## Required task
Extract all lines that hold the string "receiver".
▼
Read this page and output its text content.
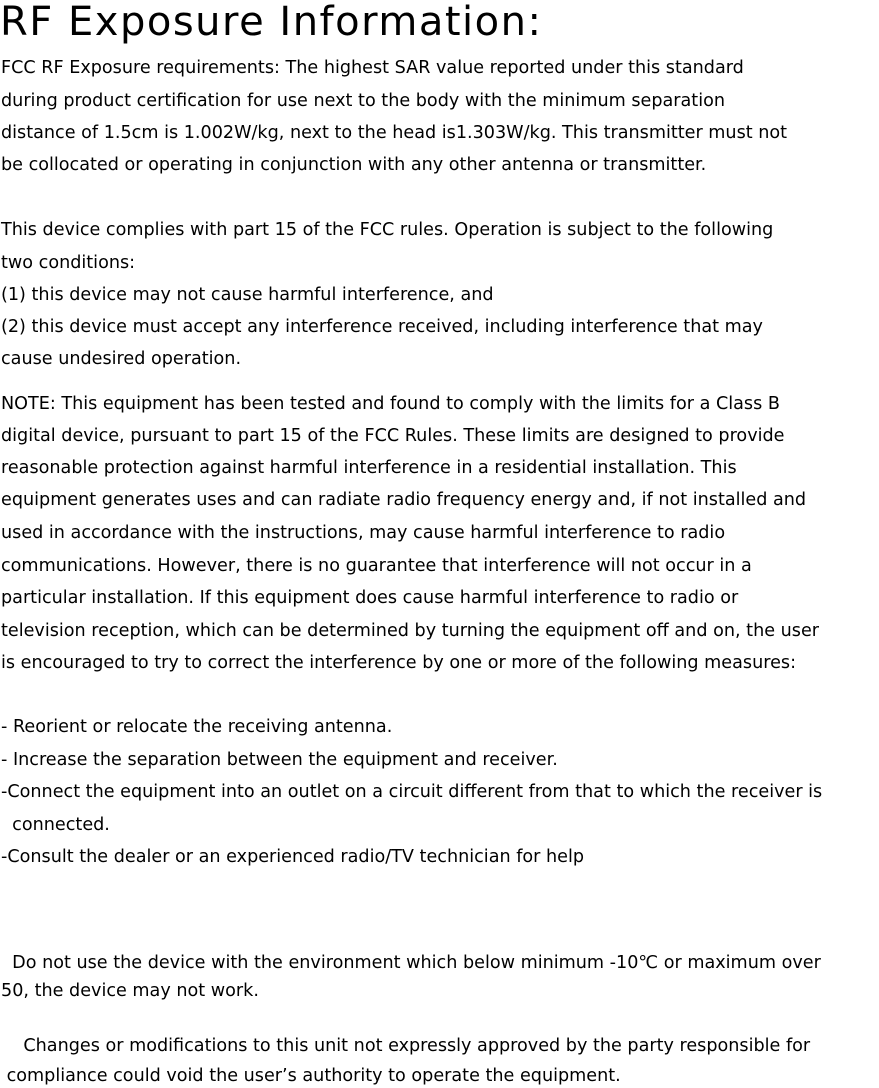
RF Exposure Information:
FCC RF Exposure requirements: The highest SAR value reported under this standard
during product certification for use next to the body with the minimum separation
distance of 1.5cm is 1.002W/kg, next to the head is1.303W/kg. This transmitter must not
be collocated or operating in conjunction with any other antenna or transmitter.
This device complies with part 15 of the FCC rules. Operation is subject to the following
two conditions:
(1) this device may not cause harmful interference, and
(2) this device must accept any interference received, including interference that may
cause undesired operation.
NOTE: This equipment has been tested and found to comply with the limits for a Class B
digital device, pursuant to part 15 of the FCC Rules. These limits are designed to provide
reasonable protection against harmful interference in a residential installation. This
equipment generates uses and can radiate radio frequency energy and, if not installed and
used in accordance with the instructions, may cause harmful interference to radio
communications. However, there is no guarantee that interference will not occur in a
particular installation. If this equipment does cause harmful interference to radio or
television reception, which can be determined by turning the equipment off and on, the user
is encouraged to try to correct the interference by one or more of the following measures:
- Reorient or relocate the receiving antenna.
- Increase the separation between the equipment and receiver.
-Connect the equipment into an outlet on a circuit different from that to which the receiver is
connected.
-Consult the dealer or an experienced radio/TV technician for help
Do not use the device with the environment which below minimum -10℃ or maximum over
50, the device may not work.
Changes or modifications to this unit not expressly approved by the party responsible for
compliance could void the user’s authority to operate the equipment.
▲
## Reply
- Increase the separation between the equipment and receiver.
-Connect the equipment into an outlet on a circuit different from that to which the receiver is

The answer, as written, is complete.